> [Problem to solve] Restate the material word for word and leave out anything that is a picture.

> [Raw records]
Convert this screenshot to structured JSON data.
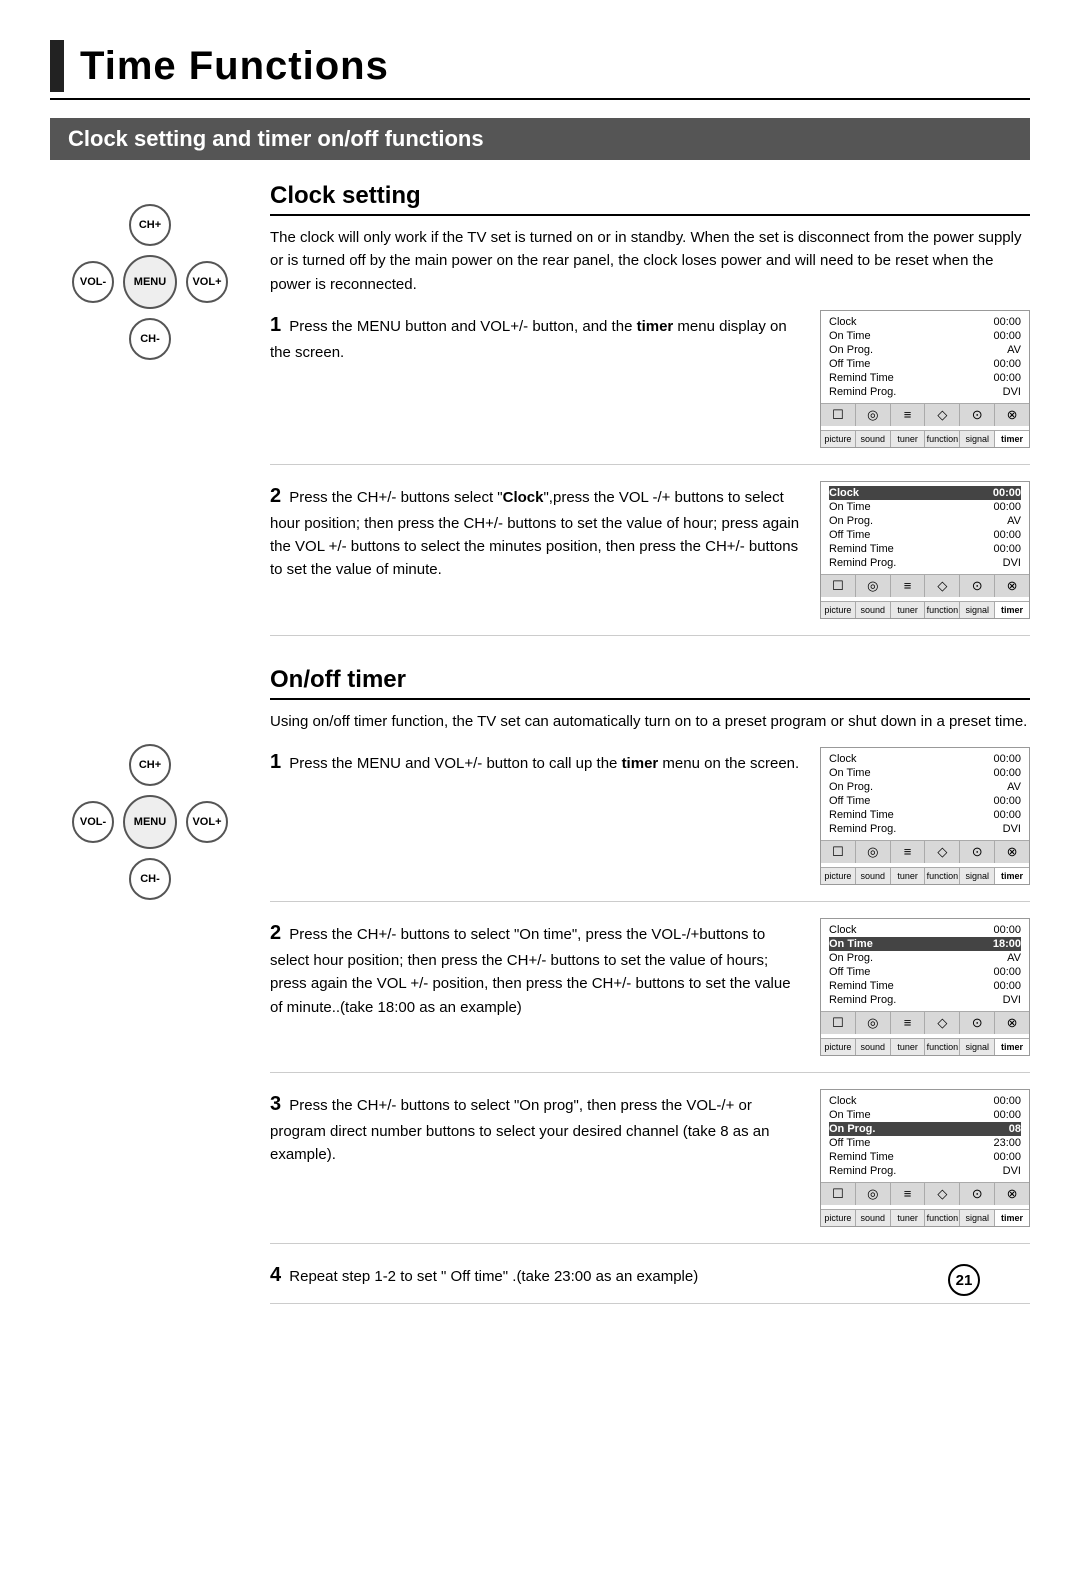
{
  "page": {
    "title": "Time Functions",
    "page_number": "21"
  },
  "section_header": "Clock setting  and timer on/off functions",
  "clock_setting": {
    "title": "Clock setting",
    "intro": "The clock will only work if the TV set is  turned on or in standby. When the set is disconnect from the power supply or is turned off by the main power on the rear panel, the clock loses power and will need to be reset when the power is reconnected.",
    "steps": [
      {
        "number": "1",
        "text": "Press the MENU button and VOL+/- button, and the timer menu display on the screen.",
        "bold_word": "timer"
      },
      {
        "number": "2",
        "text": "Press the CH+/- buttons select \"Clock\",press the VOL -/+ buttons to select hour position; then press the CH+/- buttons to set the value of hour; press again the VOL +/- buttons to select the minutes position, then press the CH+/- buttons to set the value of minute.",
        "bold_word": "Clock"
      }
    ]
  },
  "onoff_timer": {
    "title": "On/off timer",
    "intro": "Using on/off timer function, the TV set can automatically turn on to a preset program or shut down in a preset time.",
    "steps": [
      {
        "number": "1",
        "text": "Press the MENU and VOL+/- button to call up the timer menu on the screen.",
        "bold_word": "timer"
      },
      {
        "number": "2",
        "text": "Press the CH+/- buttons to select \"On time\", press the VOL-/+buttons to select hour position; then press the CH+/- buttons to set the value of hours; press again the VOL +/- position, then press the CH+/- buttons to set the value of minute..(take 18:00 as an example)"
      },
      {
        "number": "3",
        "text": "Press the CH+/- buttons to select \"On prog\", then press the VOL-/+ or program direct number buttons to select your desired channel (take 8 as an example)."
      },
      {
        "number": "4",
        "text": "Repeat step 1-2 to set \" Off time\" .(take 23:00 as an example)"
      }
    ]
  },
  "menus": [
    {
      "id": "menu1",
      "rows": [
        {
          "label": "Clock",
          "value": "00:00"
        },
        {
          "label": "On Time",
          "value": "00:00"
        },
        {
          "label": "On Prog.",
          "value": "AV"
        },
        {
          "label": "Off Time",
          "value": "00:00"
        },
        {
          "label": "Remind Time",
          "value": "00:00"
        },
        {
          "label": "Remind Prog.",
          "value": "DVI"
        }
      ],
      "active_tab": "timer"
    },
    {
      "id": "menu2",
      "rows": [
        {
          "label": "Clock",
          "value": "00:00"
        },
        {
          "label": "On Time",
          "value": "00:00"
        },
        {
          "label": "On Prog.",
          "value": "AV"
        },
        {
          "label": "Off Time",
          "value": "00:00"
        },
        {
          "label": "Remind Time",
          "value": "00:00"
        },
        {
          "label": "Remind Prog.",
          "value": "DVI"
        }
      ],
      "active_tab": "timer"
    },
    {
      "id": "menu3",
      "rows": [
        {
          "label": "Clock",
          "value": "00:00"
        },
        {
          "label": "On Time",
          "value": "00:00"
        },
        {
          "label": "On Prog.",
          "value": "AV"
        },
        {
          "label": "Off Time",
          "value": "00:00"
        },
        {
          "label": "Remind Time",
          "value": "00:00"
        },
        {
          "label": "Remind Prog.",
          "value": "DVI"
        }
      ],
      "active_tab": "timer"
    },
    {
      "id": "menu4",
      "rows": [
        {
          "label": "Clock",
          "value": "00:00"
        },
        {
          "label": "On Time",
          "value": "18:00"
        },
        {
          "label": "On Prog.",
          "value": "AV"
        },
        {
          "label": "Off Time",
          "value": "00:00"
        },
        {
          "label": "Remind Time",
          "value": "00:00"
        },
        {
          "label": "Remind Prog.",
          "value": "DVI"
        }
      ],
      "active_tab": "timer"
    },
    {
      "id": "menu5",
      "rows": [
        {
          "label": "Clock",
          "value": "00:00"
        },
        {
          "label": "On Time",
          "value": "00:00"
        },
        {
          "label": "On Prog.",
          "value": "08"
        },
        {
          "label": "Off Time",
          "value": "23:00"
        },
        {
          "label": "Remind Time",
          "value": "00:00"
        },
        {
          "label": "Remind Prog.",
          "value": "DVI"
        }
      ],
      "active_tab": "timer"
    }
  ],
  "remote": {
    "center": "MENU",
    "top": "CH+",
    "bottom": "CH-",
    "left": "VOL-",
    "right": "VOL+"
  },
  "tabs": [
    "picture",
    "sound",
    "tuner",
    "function",
    "signal",
    "timer"
  ],
  "tab_icons": [
    "☐",
    "◎",
    "≡",
    "◇",
    "⊙",
    "⊗"
  ]
}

> [Task response]
Convert this screenshot to structured JSON data.
{
  "page": {
    "title": "Time Functions",
    "page_number": "21"
  },
  "section_header": "Clock setting  and timer on/off functions",
  "clock_setting": {
    "title": "Clock setting",
    "intro": "The clock will only work if the TV set is  turned on or in standby. When the set is disconnect from the power supply or is turned off by the main power on the rear panel, the clock loses power and will need to be reset when the power is reconnected.",
    "steps": [
      {
        "number": "1",
        "text": "Press the MENU button and VOL+/- button, and the timer menu display on the screen.",
        "bold_word": "timer"
      },
      {
        "number": "2",
        "text": "Press the CH+/- buttons select \"Clock\",press the VOL -/+ buttons to select hour position; then press the CH+/- buttons to set the value of hour; press again the VOL +/- buttons to select the minutes position, then press the CH+/- buttons to set the value of minute.",
        "bold_word": "Clock"
      }
    ]
  },
  "onoff_timer": {
    "title": "On/off timer",
    "intro": "Using on/off timer function, the TV set can automatically turn on to a preset program or shut down in a preset time.",
    "steps": [
      {
        "number": "1",
        "text": "Press the MENU and VOL+/- button to call up the timer menu on the screen.",
        "bold_word": "timer"
      },
      {
        "number": "2",
        "text": "Press the CH+/- buttons to select \"On time\", press the VOL-/+buttons to select hour position; then press the CH+/- buttons to set the value of hours; press again the VOL +/- position, then press the CH+/- buttons to set the value of minute..(take 18:00 as an example)"
      },
      {
        "number": "3",
        "text": "Press the CH+/- buttons to select \"On prog\", then press the VOL-/+ or program direct number buttons to select your desired channel (take 8 as an example)."
      },
      {
        "number": "4",
        "text": "Repeat step 1-2 to set \" Off time\" .(take 23:00 as an example)"
      }
    ]
  },
  "menus": [
    {
      "id": "menu1",
      "rows": [
        {
          "label": "Clock",
          "value": "00:00"
        },
        {
          "label": "On Time",
          "value": "00:00"
        },
        {
          "label": "On Prog.",
          "value": "AV"
        },
        {
          "label": "Off Time",
          "value": "00:00"
        },
        {
          "label": "Remind Time",
          "value": "00:00"
        },
        {
          "label": "Remind Prog.",
          "value": "DVI"
        }
      ],
      "active_tab": "timer"
    },
    {
      "id": "menu2",
      "rows": [
        {
          "label": "Clock",
          "value": "00:00"
        },
        {
          "label": "On Time",
          "value": "00:00"
        },
        {
          "label": "On Prog.",
          "value": "AV"
        },
        {
          "label": "Off Time",
          "value": "00:00"
        },
        {
          "label": "Remind Time",
          "value": "00:00"
        },
        {
          "label": "Remind Prog.",
          "value": "DVI"
        }
      ],
      "active_tab": "timer"
    },
    {
      "id": "menu3",
      "rows": [
        {
          "label": "Clock",
          "value": "00:00"
        },
        {
          "label": "On Time",
          "value": "00:00"
        },
        {
          "label": "On Prog.",
          "value": "AV"
        },
        {
          "label": "Off Time",
          "value": "00:00"
        },
        {
          "label": "Remind Time",
          "value": "00:00"
        },
        {
          "label": "Remind Prog.",
          "value": "DVI"
        }
      ],
      "active_tab": "timer"
    },
    {
      "id": "menu4",
      "rows": [
        {
          "label": "Clock",
          "value": "00:00"
        },
        {
          "label": "On Time",
          "value": "18:00"
        },
        {
          "label": "On Prog.",
          "value": "AV"
        },
        {
          "label": "Off Time",
          "value": "00:00"
        },
        {
          "label": "Remind Time",
          "value": "00:00"
        },
        {
          "label": "Remind Prog.",
          "value": "DVI"
        }
      ],
      "active_tab": "timer"
    },
    {
      "id": "menu5",
      "rows": [
        {
          "label": "Clock",
          "value": "00:00"
        },
        {
          "label": "On Time",
          "value": "00:00"
        },
        {
          "label": "On Prog.",
          "value": "08"
        },
        {
          "label": "Off Time",
          "value": "23:00"
        },
        {
          "label": "Remind Time",
          "value": "00:00"
        },
        {
          "label": "Remind Prog.",
          "value": "DVI"
        }
      ],
      "active_tab": "timer"
    }
  ],
  "remote": {
    "center": "MENU",
    "top": "CH+",
    "bottom": "CH-",
    "left": "VOL-",
    "right": "VOL+"
  },
  "tabs": [
    "picture",
    "sound",
    "tuner",
    "function",
    "signal",
    "timer"
  ],
  "tab_icons": [
    "☐",
    "◎",
    "≡",
    "◇",
    "⊙",
    "⊗"
  ]
}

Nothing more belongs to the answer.